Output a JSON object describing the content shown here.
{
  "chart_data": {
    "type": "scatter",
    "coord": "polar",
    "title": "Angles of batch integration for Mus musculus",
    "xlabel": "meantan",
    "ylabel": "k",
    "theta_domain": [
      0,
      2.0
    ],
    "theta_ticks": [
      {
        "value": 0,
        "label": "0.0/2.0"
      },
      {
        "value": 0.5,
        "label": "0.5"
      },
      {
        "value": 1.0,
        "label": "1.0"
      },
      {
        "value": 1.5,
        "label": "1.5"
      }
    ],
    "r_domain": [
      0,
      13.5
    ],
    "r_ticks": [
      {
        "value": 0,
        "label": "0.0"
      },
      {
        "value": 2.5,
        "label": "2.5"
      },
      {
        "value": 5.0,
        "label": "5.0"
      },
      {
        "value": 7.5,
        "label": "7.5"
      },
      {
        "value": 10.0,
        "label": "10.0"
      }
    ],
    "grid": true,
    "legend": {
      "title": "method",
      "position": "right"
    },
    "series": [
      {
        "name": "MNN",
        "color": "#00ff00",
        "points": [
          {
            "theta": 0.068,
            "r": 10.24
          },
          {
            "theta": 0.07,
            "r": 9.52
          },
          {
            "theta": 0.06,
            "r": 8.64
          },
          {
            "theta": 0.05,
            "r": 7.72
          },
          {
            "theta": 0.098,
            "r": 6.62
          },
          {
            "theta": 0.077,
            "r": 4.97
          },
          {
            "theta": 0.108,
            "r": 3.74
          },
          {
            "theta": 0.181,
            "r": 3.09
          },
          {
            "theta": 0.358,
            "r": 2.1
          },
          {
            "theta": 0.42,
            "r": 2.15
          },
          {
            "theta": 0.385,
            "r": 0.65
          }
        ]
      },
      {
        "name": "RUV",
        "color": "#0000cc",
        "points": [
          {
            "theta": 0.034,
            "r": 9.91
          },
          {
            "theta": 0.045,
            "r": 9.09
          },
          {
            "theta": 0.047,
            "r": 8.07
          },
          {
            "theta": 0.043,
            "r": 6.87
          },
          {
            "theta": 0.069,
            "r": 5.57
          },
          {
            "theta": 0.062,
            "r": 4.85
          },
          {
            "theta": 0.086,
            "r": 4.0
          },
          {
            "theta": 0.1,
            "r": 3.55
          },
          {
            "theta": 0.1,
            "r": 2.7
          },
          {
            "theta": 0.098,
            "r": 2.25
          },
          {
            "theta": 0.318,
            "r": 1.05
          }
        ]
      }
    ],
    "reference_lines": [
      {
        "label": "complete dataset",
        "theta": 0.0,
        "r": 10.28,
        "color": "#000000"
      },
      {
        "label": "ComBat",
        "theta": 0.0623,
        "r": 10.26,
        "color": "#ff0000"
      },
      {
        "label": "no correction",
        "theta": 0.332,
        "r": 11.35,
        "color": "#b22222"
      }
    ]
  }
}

━━━━━━━━━━━━━━━━━━━━

EXERCISE REQUIREMENTS » Every record should be given again exactly.

TASK OUTPUT »
Output a JSON object describing the content shown here.
{
  "chart_data": {
    "type": "scatter",
    "coord": "polar",
    "title": "Angles of batch integration for Mus musculus",
    "xlabel": "meantan",
    "ylabel": "k",
    "theta_domain": [
      0,
      2.0
    ],
    "theta_ticks": [
      {
        "value": 0,
        "label": "0.0/2.0"
      },
      {
        "value": 0.5,
        "label": "0.5"
      },
      {
        "value": 1.0,
        "label": "1.0"
      },
      {
        "value": 1.5,
        "label": "1.5"
      }
    ],
    "r_domain": [
      0,
      13.5
    ],
    "r_ticks": [
      {
        "value": 0,
        "label": "0.0"
      },
      {
        "value": 2.5,
        "label": "2.5"
      },
      {
        "value": 5.0,
        "label": "5.0"
      },
      {
        "value": 7.5,
        "label": "7.5"
      },
      {
        "value": 10.0,
        "label": "10.0"
      }
    ],
    "grid": true,
    "legend": {
      "title": "method",
      "position": "right"
    },
    "series": [
      {
        "name": "MNN",
        "color": "#00ff00",
        "points": [
          {
            "theta": 0.068,
            "r": 10.24
          },
          {
            "theta": 0.07,
            "r": 9.52
          },
          {
            "theta": 0.06,
            "r": 8.64
          },
          {
            "theta": 0.05,
            "r": 7.72
          },
          {
            "theta": 0.098,
            "r": 6.62
          },
          {
            "theta": 0.077,
            "r": 4.97
          },
          {
            "theta": 0.108,
            "r": 3.74
          },
          {
            "theta": 0.181,
            "r": 3.09
          },
          {
            "theta": 0.358,
            "r": 2.1
          },
          {
            "theta": 0.42,
            "r": 2.15
          },
          {
            "theta": 0.385,
            "r": 0.65
          }
        ]
      },
      {
        "name": "RUV",
        "color": "#0000cc",
        "points": [
          {
            "theta": 0.034,
            "r": 9.91
          },
          {
            "theta": 0.045,
            "r": 9.09
          },
          {
            "theta": 0.047,
            "r": 8.07
          },
          {
            "theta": 0.043,
            "r": 6.87
          },
          {
            "theta": 0.069,
            "r": 5.57
          },
          {
            "theta": 0.062,
            "r": 4.85
          },
          {
            "theta": 0.086,
            "r": 4.0
          },
          {
            "theta": 0.1,
            "r": 3.55
          },
          {
            "theta": 0.1,
            "r": 2.7
          },
          {
            "theta": 0.098,
            "r": 2.25
          },
          {
            "theta": 0.318,
            "r": 1.05
          }
        ]
      }
    ],
    "reference_lines": [
      {
        "label": "complete dataset",
        "theta": 0.0,
        "r": 10.28,
        "color": "#000000"
      },
      {
        "label": "ComBat",
        "theta": 0.0623,
        "r": 10.26,
        "color": "#ff0000"
      },
      {
        "label": "no correction",
        "theta": 0.332,
        "r": 11.35,
        "color": "#b22222"
      }
    ]
  }
}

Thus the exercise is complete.